# Start of EXTRACTED ENTRIES
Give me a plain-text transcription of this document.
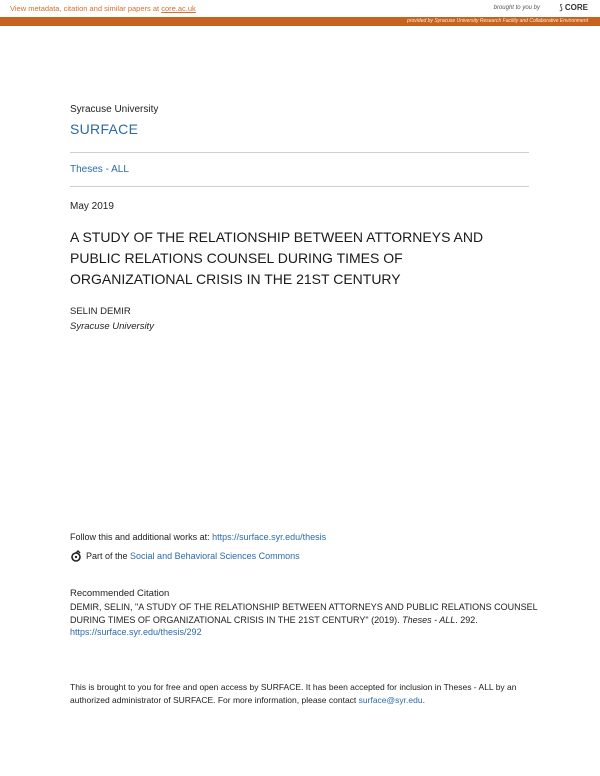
View metadata, citation and similar papers at core.ac.uk	brought to you by ⟆ CORE
provided by Syracuse University Research Facility and Collaborative Environment
Syracuse University
SURFACE
Theses - ALL
May 2019
A STUDY OF THE RELATIONSHIP BETWEEN ATTORNEYS AND PUBLIC RELATIONS COUNSEL DURING TIMES OF ORGANIZATIONAL CRISIS IN THE 21ST CENTURY
SELIN DEMIR
Syracuse University
Follow this and additional works at: https://surface.syr.edu/thesis
Part of the
Social and Behavioral Sciences Commons
Recommended Citation
DEMIR, SELIN, "A STUDY OF THE RELATIONSHIP BETWEEN ATTORNEYS AND PUBLIC RELATIONS COUNSEL DURING TIMES OF ORGANIZATIONAL CRISIS IN THE 21ST CENTURY" (2019). Theses - ALL. 292.
https://surface.syr.edu/thesis/292
This is brought to you for free and open access by SURFACE. It has been accepted for inclusion in Theses - ALL by an authorized administrator of SURFACE. For more information, please contact surface@syr.edu.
# End of EXTRACTED ENTRIES
§ **WHAT YOU NEED TO DO**: Reproduce the whole listing exactly, but not the images in it.

§ **FINAL RESULT**:
Give me a plain-text transcription of this document.
View metadata, citation and similar papers at core.ac.uk	brought to you by ⟆ CORE
provided by Syracuse University Research Facility and Collaborative Environment
Syracuse University
SURFACE
Theses - ALL
May 2019
A STUDY OF THE RELATIONSHIP BETWEEN ATTORNEYS AND PUBLIC RELATIONS COUNSEL DURING TIMES OF ORGANIZATIONAL CRISIS IN THE 21ST CENTURY
SELIN DEMIR
Syracuse University
Follow this and additional works at: https://surface.syr.edu/thesis
Part of the
Social and Behavioral Sciences Commons
Recommended Citation
DEMIR, SELIN, "A STUDY OF THE RELATIONSHIP BETWEEN ATTORNEYS AND PUBLIC RELATIONS COUNSEL DURING TIMES OF ORGANIZATIONAL CRISIS IN THE 21ST CENTURY" (2019). Theses - ALL. 292.
https://surface.syr.edu/thesis/292
This is brought to you for free and open access by SURFACE. It has been accepted for inclusion in Theses - ALL by an authorized administrator of SURFACE. For more information, please contact surface@syr.edu.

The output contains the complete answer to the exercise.